> **Task to complete**:
List every line below containing "stars".

─── Entries provided

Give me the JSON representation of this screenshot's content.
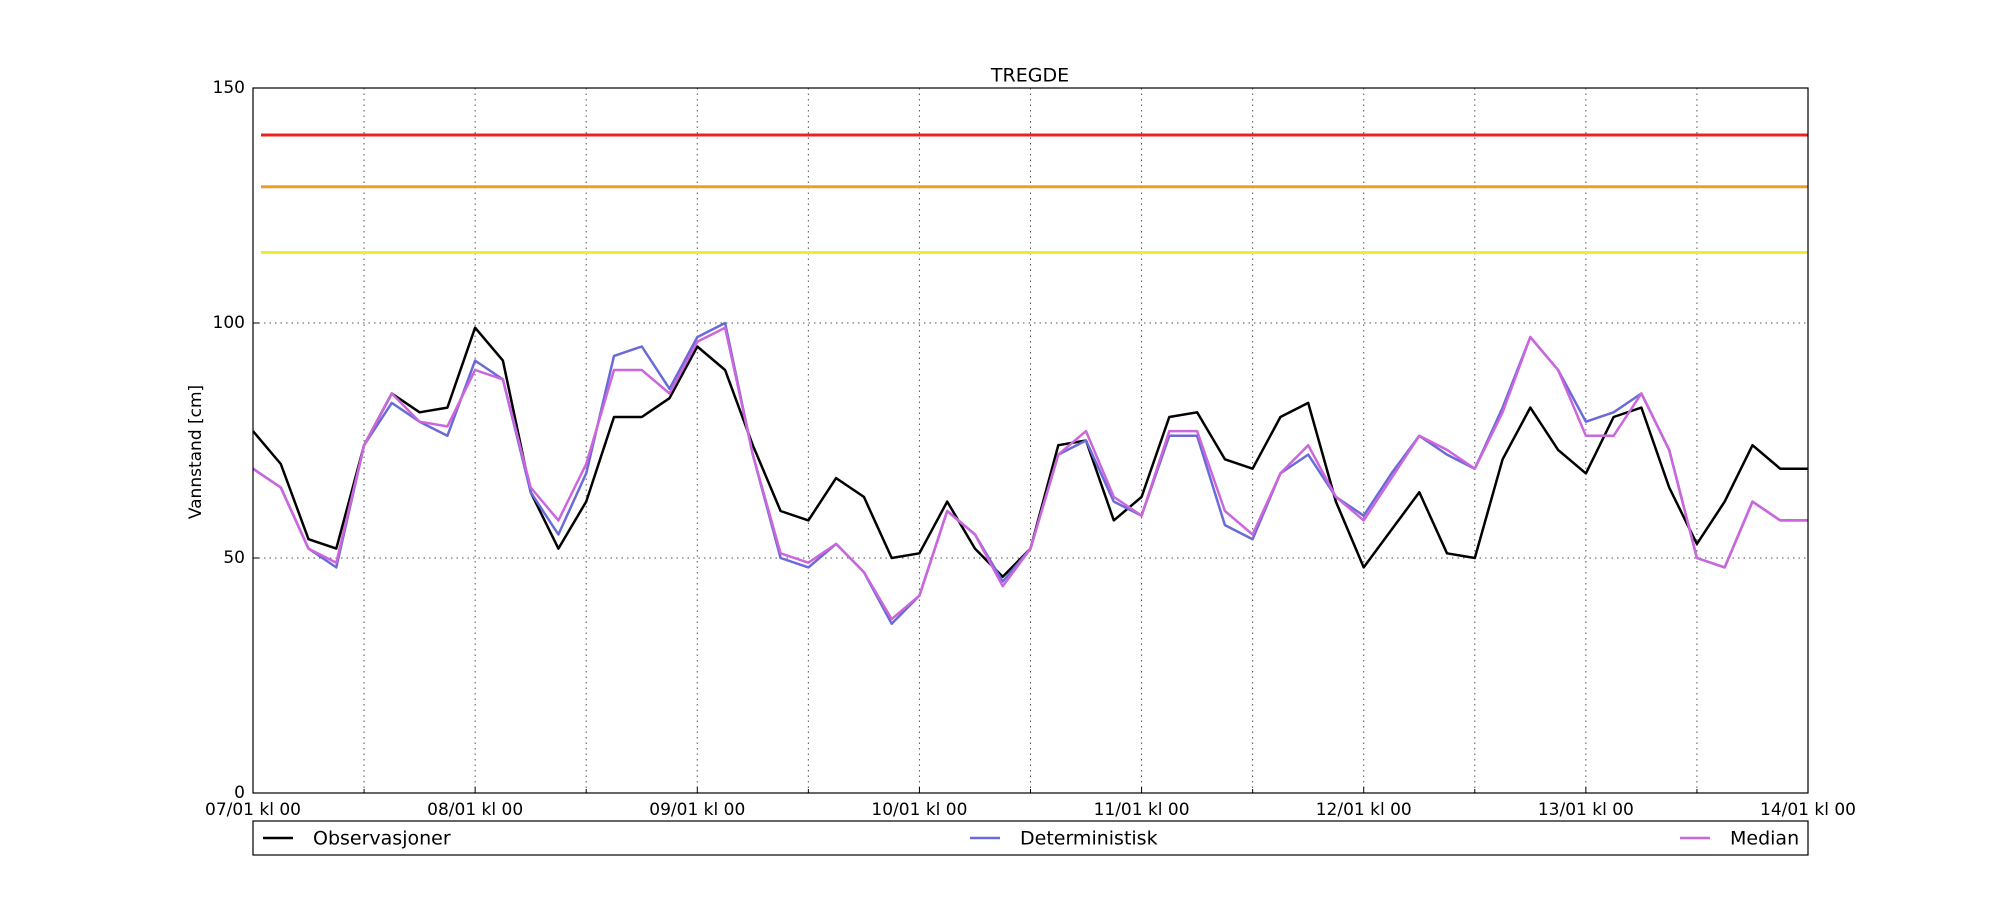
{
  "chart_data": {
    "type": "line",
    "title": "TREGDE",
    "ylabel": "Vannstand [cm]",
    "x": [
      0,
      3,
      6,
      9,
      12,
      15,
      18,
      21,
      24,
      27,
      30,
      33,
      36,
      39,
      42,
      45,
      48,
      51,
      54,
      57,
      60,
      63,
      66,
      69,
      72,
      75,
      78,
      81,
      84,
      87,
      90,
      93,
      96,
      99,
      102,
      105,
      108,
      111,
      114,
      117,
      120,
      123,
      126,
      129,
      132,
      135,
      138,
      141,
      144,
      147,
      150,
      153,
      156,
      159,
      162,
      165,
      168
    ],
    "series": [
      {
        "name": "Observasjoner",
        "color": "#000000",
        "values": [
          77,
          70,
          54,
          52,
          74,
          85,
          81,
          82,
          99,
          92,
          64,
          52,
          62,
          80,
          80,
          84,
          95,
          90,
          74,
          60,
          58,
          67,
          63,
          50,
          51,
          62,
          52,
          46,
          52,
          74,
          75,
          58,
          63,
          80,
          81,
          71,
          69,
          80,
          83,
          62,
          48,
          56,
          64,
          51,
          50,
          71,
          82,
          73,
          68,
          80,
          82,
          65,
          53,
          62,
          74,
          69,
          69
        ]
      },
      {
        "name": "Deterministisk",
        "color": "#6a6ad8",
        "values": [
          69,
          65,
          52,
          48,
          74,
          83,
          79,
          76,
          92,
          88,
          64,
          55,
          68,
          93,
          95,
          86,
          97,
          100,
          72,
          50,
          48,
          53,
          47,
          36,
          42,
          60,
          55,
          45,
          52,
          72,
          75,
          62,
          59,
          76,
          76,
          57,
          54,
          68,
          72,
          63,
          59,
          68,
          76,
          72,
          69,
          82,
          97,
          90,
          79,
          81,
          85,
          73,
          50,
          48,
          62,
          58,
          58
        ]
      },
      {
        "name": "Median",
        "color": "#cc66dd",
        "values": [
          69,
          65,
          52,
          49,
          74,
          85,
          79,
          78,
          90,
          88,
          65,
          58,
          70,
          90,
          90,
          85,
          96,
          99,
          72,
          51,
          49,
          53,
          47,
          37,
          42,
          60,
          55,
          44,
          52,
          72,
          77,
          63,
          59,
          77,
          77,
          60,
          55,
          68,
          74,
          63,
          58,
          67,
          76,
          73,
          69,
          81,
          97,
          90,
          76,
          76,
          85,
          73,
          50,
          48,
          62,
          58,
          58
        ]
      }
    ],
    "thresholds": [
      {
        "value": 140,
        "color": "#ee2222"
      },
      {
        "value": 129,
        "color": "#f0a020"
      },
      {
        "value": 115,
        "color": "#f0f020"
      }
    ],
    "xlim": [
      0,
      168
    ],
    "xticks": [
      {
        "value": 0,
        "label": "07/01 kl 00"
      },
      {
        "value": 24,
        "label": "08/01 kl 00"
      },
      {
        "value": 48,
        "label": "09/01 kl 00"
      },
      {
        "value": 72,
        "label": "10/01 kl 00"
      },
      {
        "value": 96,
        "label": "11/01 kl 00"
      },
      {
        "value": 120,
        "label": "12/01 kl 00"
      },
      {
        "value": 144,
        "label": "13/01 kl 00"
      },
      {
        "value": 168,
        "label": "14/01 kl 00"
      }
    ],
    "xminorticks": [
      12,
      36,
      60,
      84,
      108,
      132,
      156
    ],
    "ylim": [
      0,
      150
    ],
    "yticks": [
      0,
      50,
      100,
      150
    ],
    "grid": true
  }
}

──────
─── Entries provided

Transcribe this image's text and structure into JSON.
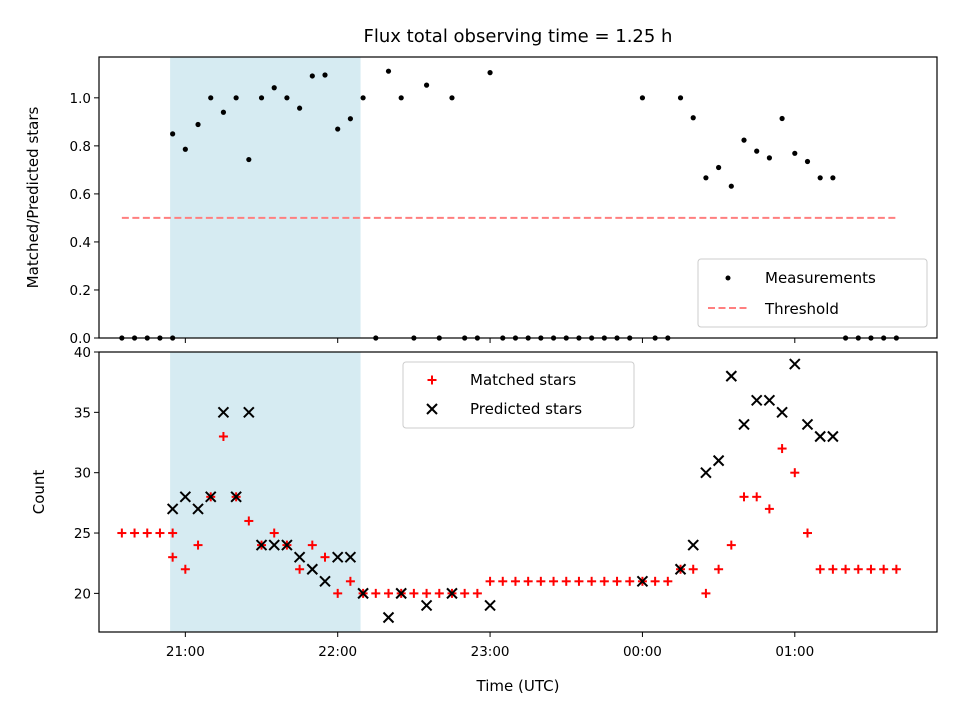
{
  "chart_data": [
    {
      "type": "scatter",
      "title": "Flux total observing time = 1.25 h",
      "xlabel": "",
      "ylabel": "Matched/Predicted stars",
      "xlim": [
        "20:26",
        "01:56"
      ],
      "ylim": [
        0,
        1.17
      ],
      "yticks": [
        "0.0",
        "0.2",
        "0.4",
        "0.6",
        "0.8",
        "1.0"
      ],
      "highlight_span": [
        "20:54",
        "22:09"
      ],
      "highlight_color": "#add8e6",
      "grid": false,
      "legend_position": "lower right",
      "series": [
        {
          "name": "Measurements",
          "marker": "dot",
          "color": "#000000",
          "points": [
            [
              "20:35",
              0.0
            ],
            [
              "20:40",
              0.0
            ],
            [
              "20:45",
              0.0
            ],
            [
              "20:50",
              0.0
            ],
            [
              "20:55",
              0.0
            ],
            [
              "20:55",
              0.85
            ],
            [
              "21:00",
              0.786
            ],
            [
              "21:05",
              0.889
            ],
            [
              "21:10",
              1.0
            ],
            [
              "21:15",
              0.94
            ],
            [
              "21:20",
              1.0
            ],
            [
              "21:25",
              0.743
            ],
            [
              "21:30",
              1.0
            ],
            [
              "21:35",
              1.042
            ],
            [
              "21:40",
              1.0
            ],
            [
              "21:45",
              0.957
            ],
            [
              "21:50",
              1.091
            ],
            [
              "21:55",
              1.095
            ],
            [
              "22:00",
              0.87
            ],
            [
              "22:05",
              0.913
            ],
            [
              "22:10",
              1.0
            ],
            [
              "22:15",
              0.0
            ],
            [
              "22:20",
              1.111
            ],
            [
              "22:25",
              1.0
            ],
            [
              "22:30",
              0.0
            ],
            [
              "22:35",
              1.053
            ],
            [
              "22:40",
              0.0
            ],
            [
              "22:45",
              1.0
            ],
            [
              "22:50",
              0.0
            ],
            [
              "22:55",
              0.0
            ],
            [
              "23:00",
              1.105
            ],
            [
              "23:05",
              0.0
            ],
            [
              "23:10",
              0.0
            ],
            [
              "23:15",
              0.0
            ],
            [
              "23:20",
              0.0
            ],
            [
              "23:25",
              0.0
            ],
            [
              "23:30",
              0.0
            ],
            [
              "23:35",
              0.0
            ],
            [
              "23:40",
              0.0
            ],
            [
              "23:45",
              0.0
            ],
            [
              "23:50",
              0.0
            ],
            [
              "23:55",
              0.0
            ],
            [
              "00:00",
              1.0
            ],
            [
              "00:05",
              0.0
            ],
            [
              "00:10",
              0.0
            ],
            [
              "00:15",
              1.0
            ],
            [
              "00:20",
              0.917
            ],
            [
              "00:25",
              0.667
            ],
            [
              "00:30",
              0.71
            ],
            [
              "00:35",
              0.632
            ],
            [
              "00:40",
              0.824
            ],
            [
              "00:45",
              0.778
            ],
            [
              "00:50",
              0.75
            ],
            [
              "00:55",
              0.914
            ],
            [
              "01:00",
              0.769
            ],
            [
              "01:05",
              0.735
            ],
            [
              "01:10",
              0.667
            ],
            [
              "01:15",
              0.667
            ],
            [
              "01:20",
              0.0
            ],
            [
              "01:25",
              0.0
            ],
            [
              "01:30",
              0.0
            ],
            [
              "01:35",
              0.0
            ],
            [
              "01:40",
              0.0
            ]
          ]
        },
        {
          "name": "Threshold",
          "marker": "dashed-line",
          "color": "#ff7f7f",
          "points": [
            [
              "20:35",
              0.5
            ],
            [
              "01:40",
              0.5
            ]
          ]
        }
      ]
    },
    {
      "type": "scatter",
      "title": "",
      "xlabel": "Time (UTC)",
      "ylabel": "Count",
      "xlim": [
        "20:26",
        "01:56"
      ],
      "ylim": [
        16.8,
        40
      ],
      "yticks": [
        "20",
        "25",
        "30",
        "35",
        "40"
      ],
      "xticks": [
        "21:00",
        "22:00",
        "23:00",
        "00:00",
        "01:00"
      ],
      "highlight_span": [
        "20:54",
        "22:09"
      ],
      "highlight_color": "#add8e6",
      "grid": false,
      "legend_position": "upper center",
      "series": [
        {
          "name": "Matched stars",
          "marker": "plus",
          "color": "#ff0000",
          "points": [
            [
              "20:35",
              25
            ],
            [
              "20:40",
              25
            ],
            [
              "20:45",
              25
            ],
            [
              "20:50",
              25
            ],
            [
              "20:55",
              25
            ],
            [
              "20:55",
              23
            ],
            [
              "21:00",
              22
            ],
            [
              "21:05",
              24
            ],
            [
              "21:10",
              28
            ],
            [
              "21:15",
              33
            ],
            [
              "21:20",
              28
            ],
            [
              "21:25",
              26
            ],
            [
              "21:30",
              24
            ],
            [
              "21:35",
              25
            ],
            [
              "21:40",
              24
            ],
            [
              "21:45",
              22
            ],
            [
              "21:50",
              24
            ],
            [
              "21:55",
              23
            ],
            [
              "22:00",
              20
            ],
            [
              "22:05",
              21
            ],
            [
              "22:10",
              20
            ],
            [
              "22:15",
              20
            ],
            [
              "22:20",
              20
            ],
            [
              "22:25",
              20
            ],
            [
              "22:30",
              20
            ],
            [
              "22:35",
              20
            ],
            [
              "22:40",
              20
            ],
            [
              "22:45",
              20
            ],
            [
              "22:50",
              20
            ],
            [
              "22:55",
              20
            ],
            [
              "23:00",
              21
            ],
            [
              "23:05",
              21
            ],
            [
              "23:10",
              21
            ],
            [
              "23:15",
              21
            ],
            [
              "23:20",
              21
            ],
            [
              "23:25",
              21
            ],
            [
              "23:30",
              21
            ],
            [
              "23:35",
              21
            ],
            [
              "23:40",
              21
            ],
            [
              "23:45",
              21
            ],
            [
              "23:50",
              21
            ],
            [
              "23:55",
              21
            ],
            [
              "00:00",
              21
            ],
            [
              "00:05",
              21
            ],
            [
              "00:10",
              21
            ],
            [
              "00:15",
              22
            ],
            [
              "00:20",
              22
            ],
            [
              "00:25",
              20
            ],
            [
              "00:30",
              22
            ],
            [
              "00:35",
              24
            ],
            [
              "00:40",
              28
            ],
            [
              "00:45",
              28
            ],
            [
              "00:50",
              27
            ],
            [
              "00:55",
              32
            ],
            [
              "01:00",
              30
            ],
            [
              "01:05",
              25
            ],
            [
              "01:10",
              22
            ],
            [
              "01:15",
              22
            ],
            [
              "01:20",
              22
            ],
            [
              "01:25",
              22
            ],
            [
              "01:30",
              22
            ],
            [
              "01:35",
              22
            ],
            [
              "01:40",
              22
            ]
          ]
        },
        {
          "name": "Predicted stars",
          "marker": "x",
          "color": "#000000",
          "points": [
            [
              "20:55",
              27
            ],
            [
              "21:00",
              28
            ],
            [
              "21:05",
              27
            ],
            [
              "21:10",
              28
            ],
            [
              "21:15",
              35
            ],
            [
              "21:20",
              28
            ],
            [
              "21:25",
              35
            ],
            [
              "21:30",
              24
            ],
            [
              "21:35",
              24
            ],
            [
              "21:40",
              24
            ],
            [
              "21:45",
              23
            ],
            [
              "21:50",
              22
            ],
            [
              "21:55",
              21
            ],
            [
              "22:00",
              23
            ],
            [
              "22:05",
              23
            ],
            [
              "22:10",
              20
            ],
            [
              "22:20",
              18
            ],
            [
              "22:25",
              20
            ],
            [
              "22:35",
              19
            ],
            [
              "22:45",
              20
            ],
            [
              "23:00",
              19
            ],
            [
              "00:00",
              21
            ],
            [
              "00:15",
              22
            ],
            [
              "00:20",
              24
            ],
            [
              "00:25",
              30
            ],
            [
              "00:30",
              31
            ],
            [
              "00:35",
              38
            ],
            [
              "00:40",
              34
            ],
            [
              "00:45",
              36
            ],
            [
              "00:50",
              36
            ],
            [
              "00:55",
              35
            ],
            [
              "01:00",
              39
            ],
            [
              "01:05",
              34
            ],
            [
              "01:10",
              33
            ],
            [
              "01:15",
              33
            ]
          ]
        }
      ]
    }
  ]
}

──────

> **Result for this task**:
      "ylabel": "Matched/Predicted stars",
          "name": "Matched stars",
          "name": "Predicted stars",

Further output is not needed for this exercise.